*Your objective*
Return the data exactly, with all pictures removed.

*Supplied information*

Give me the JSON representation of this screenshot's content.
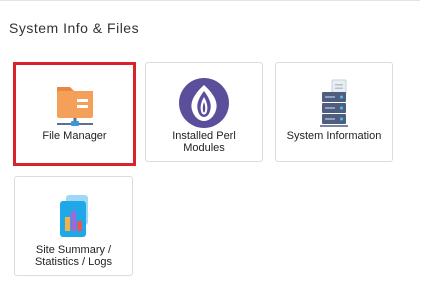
{
  "section": {
    "title": "System Info & Files"
  },
  "tiles": [
    {
      "label": "File Manager",
      "icon": "folder-network-icon",
      "selected": true
    },
    {
      "label": "Installed Perl Modules",
      "icon": "perl-onion-icon",
      "selected": false
    },
    {
      "label": "System Information",
      "icon": "server-rack-icon",
      "selected": false
    },
    {
      "label": "Site Summary / Statistics / Logs",
      "icon": "statistics-document-icon",
      "selected": false
    }
  ],
  "colors": {
    "selection_outline": "#d9232b",
    "folder_orange": "#f5a05a",
    "onion_purple": "#5b4f9b",
    "server_slate": "#4f5d7e",
    "stats_blue": "#1fa8e8"
  }
}
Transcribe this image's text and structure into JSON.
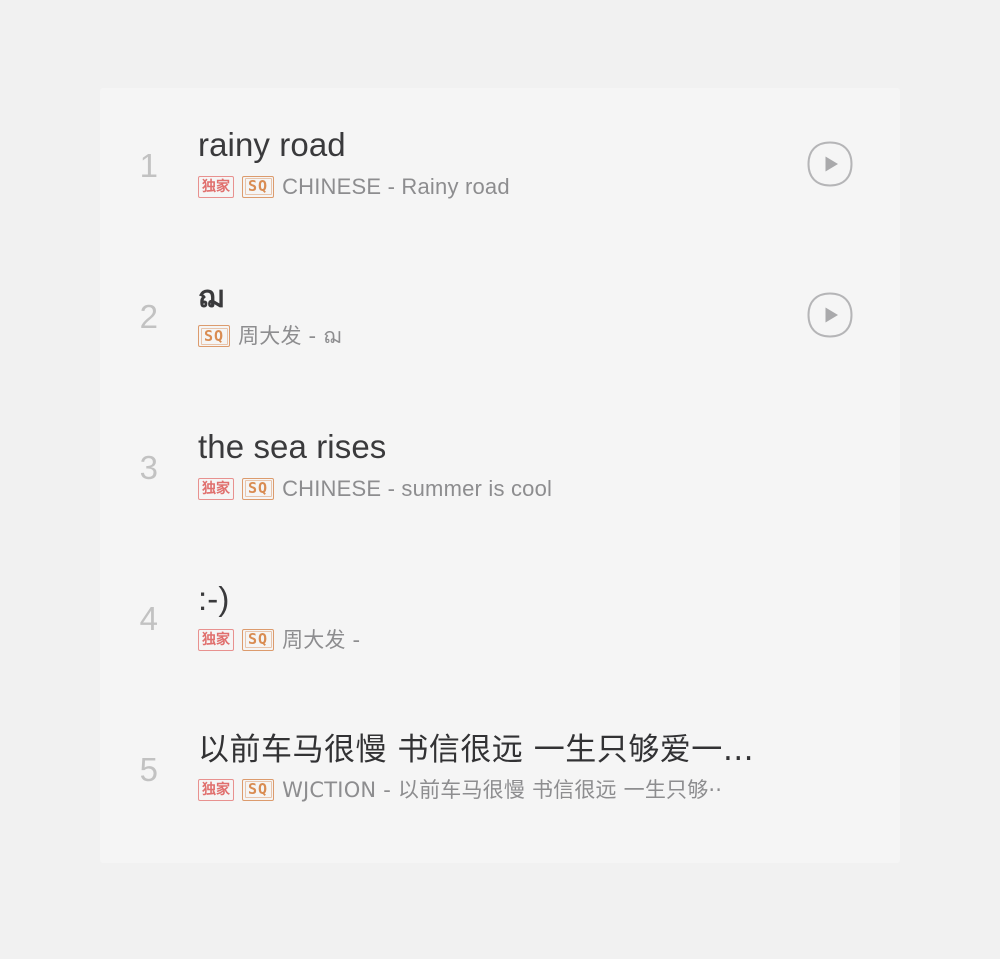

*The output*
Give me the JSON representation of this screenshot's content.
{
  "section": {
    "title": "System Info & Files"
  },
  "tiles": [
    {
      "label": "File Manager",
      "icon": "folder-network-icon",
      "selected": true
    },
    {
      "label": "Installed Perl Modules",
      "icon": "perl-onion-icon",
      "selected": false
    },
    {
      "label": "System Information",
      "icon": "server-rack-icon",
      "selected": false
    },
    {
      "label": "Site Summary / Statistics / Logs",
      "icon": "statistics-document-icon",
      "selected": false
    }
  ],
  "colors": {
    "selection_outline": "#d9232b",
    "folder_orange": "#f5a05a",
    "onion_purple": "#5b4f9b",
    "server_slate": "#4f5d7e",
    "stats_blue": "#1fa8e8"
  }
}
Transcribe this image's text and structure into JSON.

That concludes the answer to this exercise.